*JOB*.
Omit all images. Write out the rest of the material exactly.

----------------

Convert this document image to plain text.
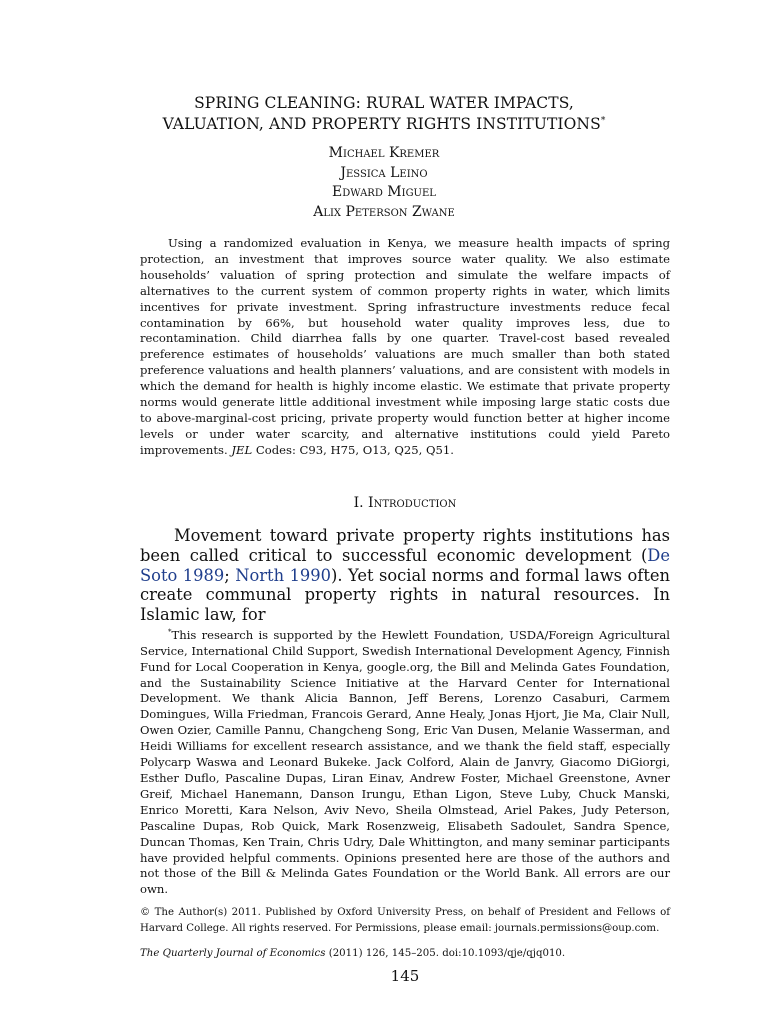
SPRING CLEANING: RURAL WATER IMPACTS,
VALUATION, AND PROPERTY RIGHTS INSTITUTIONS*
Michael Kremer
Jessica Leino
Edward Miguel
Alix Peterson Zwane

Using a randomized evaluation in Kenya, we measure health impacts of spring protection, an investment that improves source water quality. We also estimate households’ valuation of spring protection and simulate the welfare impacts of alternatives to the current system of common property rights in water, which limits incentives for private investment. Spring infrastructure investments reduce fecal contamination by 66%, but household water quality improves less, due to recontamination. Child diarrhea falls by one quarter. Travel-cost based revealed preference estimates of households’ valuations are much smaller than both stated preference valuations and health planners’ valuations, and are consistent with models in which the demand for health is highly income elastic. We estimate that private property norms would generate little additional investment while imposing large static costs due to above-marginal-cost pricing, private property would function better at higher income levels or under water scarcity, and alternative institutions could yield Pareto improvements. JEL Codes: C93, H75, O13, Q25, Q51.

I. Introduction

Movement toward private property rights institutions has been called critical to successful economic development (De Soto 1989; North 1990). Yet social norms and formal laws often create communal property rights in natural resources. In Islamic law, for

*This research is supported by the Hewlett Foundation, USDA/Foreign Agricultural Service, International Child Support, Swedish International Development Agency, Finnish Fund for Local Cooperation in Kenya, google.org, the Bill and Melinda Gates Foundation, and the Sustainability Science Initiative at the Harvard Center for International Development. We thank Alicia Bannon, Jeff Berens, Lorenzo Casaburi, Carmem Domingues, Willa Friedman, Francois Gerard, Anne Healy, Jonas Hjort, Jie Ma, Clair Null, Owen Ozier, Camille Pannu, Changcheng Song, Eric Van Dusen, Melanie Wasserman, and Heidi Williams for excellent research assistance, and we thank the field staff, especially Polycarp Waswa and Leonard Bukeke. Jack Colford, Alain de Janvry, Giacomo DiGiorgi, Esther Duflo, Pascaline Dupas, Liran Einav, Andrew Foster, Michael Greenstone, Avner Greif, Michael Hanemann, Danson Irungu, Ethan Ligon, Steve Luby, Chuck Manski, Enrico Moretti, Kara Nelson, Aviv Nevo, Sheila Olmstead, Ariel Pakes, Judy Peterson, Pascaline Dupas, Rob Quick, Mark Rosenzweig, Elisabeth Sadoulet, Sandra Spence, Duncan Thomas, Ken Train, Chris Udry, Dale Whittington, and many seminar participants have provided helpful comments. Opinions presented here are those of the authors and not those of the Bill & Melinda Gates Foundation or the World Bank. All errors are our own.

© The Author(s) 2011. Published by Oxford University Press, on behalf of President and Fellows of Harvard College. All rights reserved. For Permissions, please email: journals.permissions@oup.com.

The Quarterly Journal of Economics (2011) 126, 145–205. doi:10.1093/qje/qjq010.

145
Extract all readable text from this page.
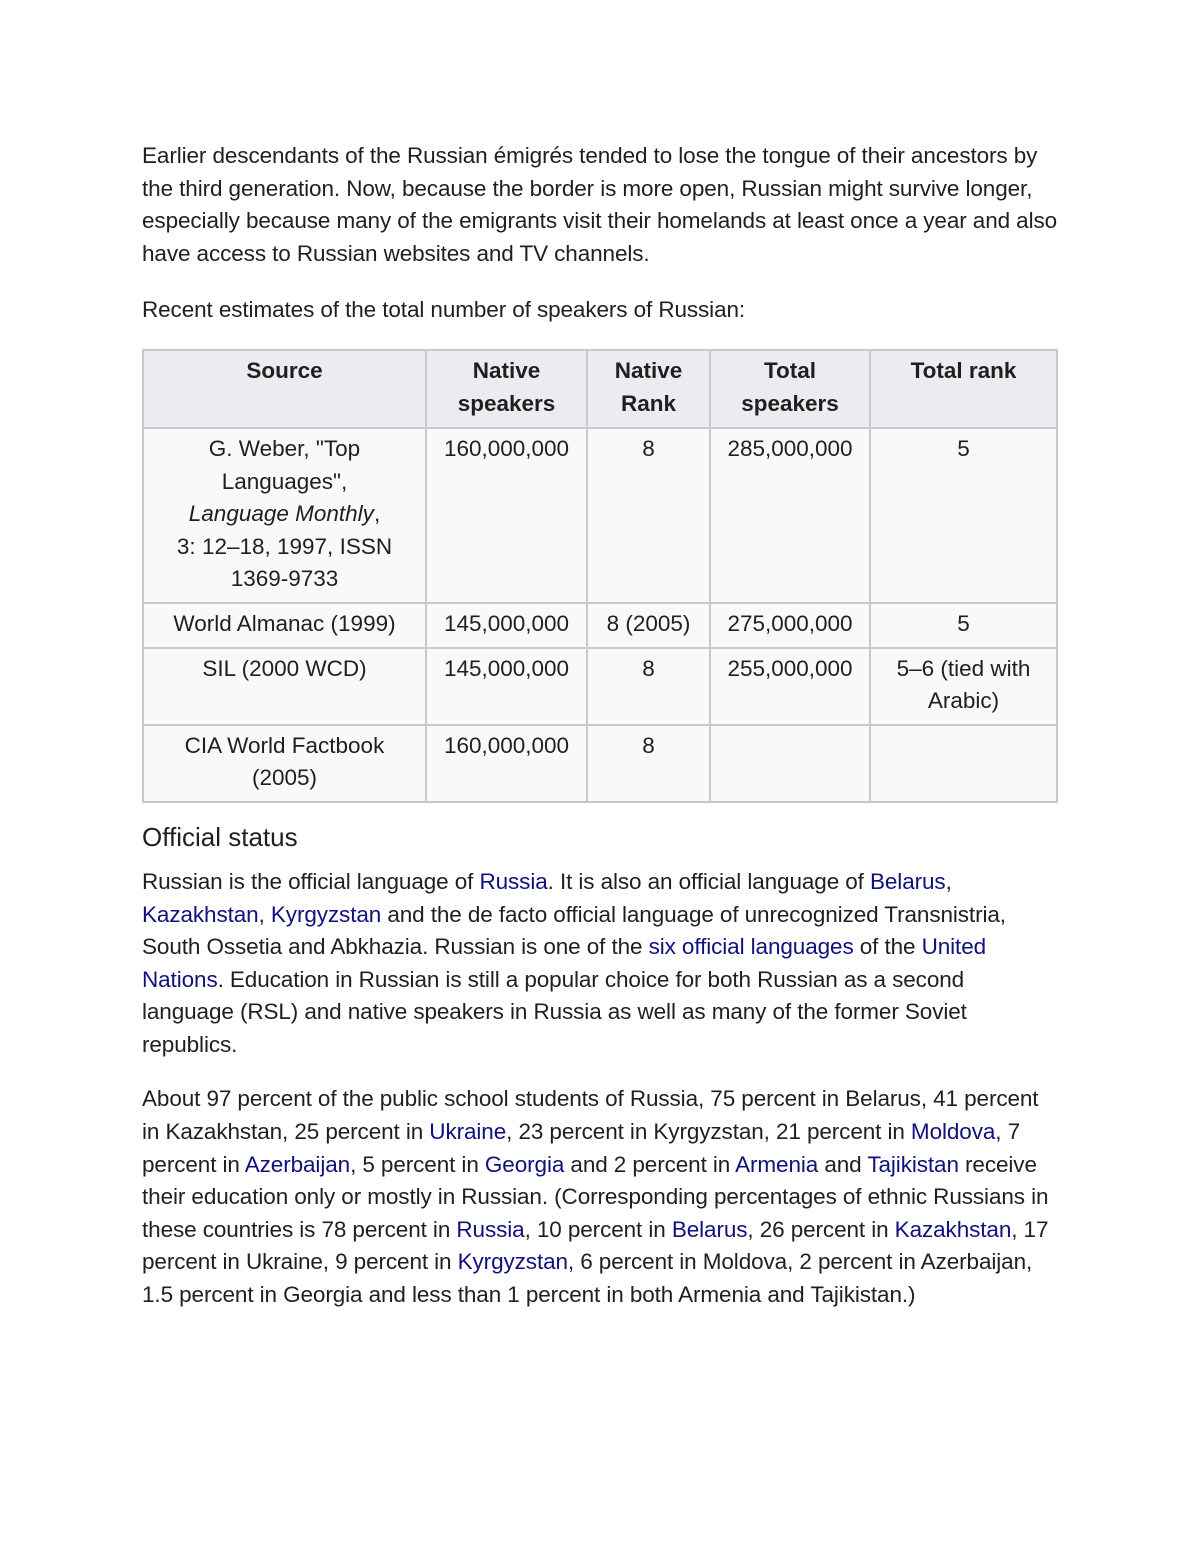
Earlier descendants of the Russian émigrés tended to lose the tongue of their ancestors by the third generation. Now, because the border is more open, Russian might survive longer, especially because many of the emigrants visit their homelands at least once a year and also have access to Russian websites and TV channels.

Recent estimates of the total number of speakers of Russian:

Source	Native speakers	Native Rank	Total speakers	Total rank
G. Weber, "Top Languages",
Language Monthly,
3: 12–18, 1997, ISSN 1369-9733	160,000,000	8	285,000,000	5
World Almanac (1999)	145,000,000	8 (2005)	275,000,000	5
SIL (2000 WCD)	145,000,000	8	255,000,000	5–6 (tied with Arabic)
CIA World Factbook (2005)	160,000,000	8		
Official status

Russian is the official language of Russia. It is also an official language of Belarus, Kazakhstan, Kyrgyzstan and the de facto official language of unrecognized Transnistria, South Ossetia and Abkhazia. Russian is one of the six official languages of the United Nations. Education in Russian is still a popular choice for both Russian as a second language (RSL) and native speakers in Russia as well as many of the former Soviet republics.

About 97 percent of the public school students of Russia, 75 percent in Belarus, 41 percent in Kazakhstan, 25 percent in Ukraine, 23 percent in Kyrgyzstan, 21 percent in Moldova, 7 percent in Azerbaijan, 5 percent in Georgia and 2 percent in Armenia and Tajikistan receive their education only or mostly in Russian. (Corresponding percentages of ethnic Russians in these countries is 78 percent in Russia, 10 percent in Belarus, 26 percent in Kazakhstan, 17 percent in Ukraine, 9 percent in Kyrgyzstan, 6 percent in Moldova, 2 percent in Azerbaijan, 1.5 percent in Georgia and less than 1 percent in both Armenia and Tajikistan.)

----------------

*RESPONSE TO THIS EXERCISE*.
Convert this document image to plain text.
SPRING CLEANING: RURAL WATER IMPACTS,
VALUATION, AND PROPERTY RIGHTS INSTITUTIONS*
Michael Kremer
Jessica Leino
Edward Miguel
Alix Peterson Zwane

Using a randomized evaluation in Kenya, we measure health impacts of spring protection, an investment that improves source water quality. We also estimate households’ valuation of spring protection and simulate the welfare impacts of alternatives to the current system of common property rights in water, which limits incentives for private investment. Spring infrastructure investments reduce fecal contamination by 66%, but household water quality improves less, due to recontamination. Child diarrhea falls by one quarter. Travel-cost based revealed preference estimates of households’ valuations are much smaller than both stated preference valuations and health planners’ valuations, and are consistent with models in which the demand for health is highly income elastic. We estimate that private property norms would generate little additional investment while imposing large static costs due to above-marginal-cost pricing, private property would function better at higher income levels or under water scarcity, and alternative institutions could yield Pareto improvements. JEL Codes: C93, H75, O13, Q25, Q51.

I. Introduction

Movement toward private property rights institutions has been called critical to successful economic development (De Soto 1989; North 1990). Yet social norms and formal laws often create communal property rights in natural resources. In Islamic law, for

*This research is supported by the Hewlett Foundation, USDA/Foreign Agricultural Service, International Child Support, Swedish International Development Agency, Finnish Fund for Local Cooperation in Kenya, google.org, the Bill and Melinda Gates Foundation, and the Sustainability Science Initiative at the Harvard Center for International Development. We thank Alicia Bannon, Jeff Berens, Lorenzo Casaburi, Carmem Domingues, Willa Friedman, Francois Gerard, Anne Healy, Jonas Hjort, Jie Ma, Clair Null, Owen Ozier, Camille Pannu, Changcheng Song, Eric Van Dusen, Melanie Wasserman, and Heidi Williams for excellent research assistance, and we thank the field staff, especially Polycarp Waswa and Leonard Bukeke. Jack Colford, Alain de Janvry, Giacomo DiGiorgi, Esther Duflo, Pascaline Dupas, Liran Einav, Andrew Foster, Michael Greenstone, Avner Greif, Michael Hanemann, Danson Irungu, Ethan Ligon, Steve Luby, Chuck Manski, Enrico Moretti, Kara Nelson, Aviv Nevo, Sheila Olmstead, Ariel Pakes, Judy Peterson, Pascaline Dupas, Rob Quick, Mark Rosenzweig, Elisabeth Sadoulet, Sandra Spence, Duncan Thomas, Ken Train, Chris Udry, Dale Whittington, and many seminar participants have provided helpful comments. Opinions presented here are those of the authors and not those of the Bill & Melinda Gates Foundation or the World Bank. All errors are our own.

© The Author(s) 2011. Published by Oxford University Press, on behalf of President and Fellows of Harvard College. All rights reserved. For Permissions, please email: journals.permissions@oup.com.

The Quarterly Journal of Economics (2011) 126, 145–205. doi:10.1093/qje/qjq010.

145
Extract all readable text from this page.
Earlier descendants of the Russian émigrés tended to lose the tongue of their ancestors by the third generation. Now, because the border is more open, Russian might survive longer, especially because many of the emigrants visit their homelands at least once a year and also have access to Russian websites and TV channels.

Recent estimates of the total number of speakers of Russian:

Source	Native speakers	Native Rank	Total speakers	Total rank
G. Weber, "Top Languages",
Language Monthly,
3: 12–18, 1997, ISSN 1369-9733	160,000,000	8	285,000,000	5
World Almanac (1999)	145,000,000	8 (2005)	275,000,000	5
SIL (2000 WCD)	145,000,000	8	255,000,000	5–6 (tied with Arabic)
CIA World Factbook (2005)	160,000,000	8		
Official status

Russian is the official language of Russia. It is also an official language of Belarus, Kazakhstan, Kyrgyzstan and the de facto official language of unrecognized Transnistria, South Ossetia and Abkhazia. Russian is one of the six official languages of the United Nations. Education in Russian is still a popular choice for both Russian as a second language (RSL) and native speakers in Russia as well as many of the former Soviet republics.

About 97 percent of the public school students of Russia, 75 percent in Belarus, 41 percent in Kazakhstan, 25 percent in Ukraine, 23 percent in Kyrgyzstan, 21 percent in Moldova, 7 percent in Azerbaijan, 5 percent in Georgia and 2 percent in Armenia and Tajikistan receive their education only or mostly in Russian. (Corresponding percentages of ethnic Russians in these countries is 78 percent in Russia, 10 percent in Belarus, 26 percent in Kazakhstan, 17 percent in Ukraine, 9 percent in Kyrgyzstan, 6 percent in Moldova, 2 percent in Azerbaijan, 1.5 percent in Georgia and less than 1 percent in both Armenia and Tajikistan.)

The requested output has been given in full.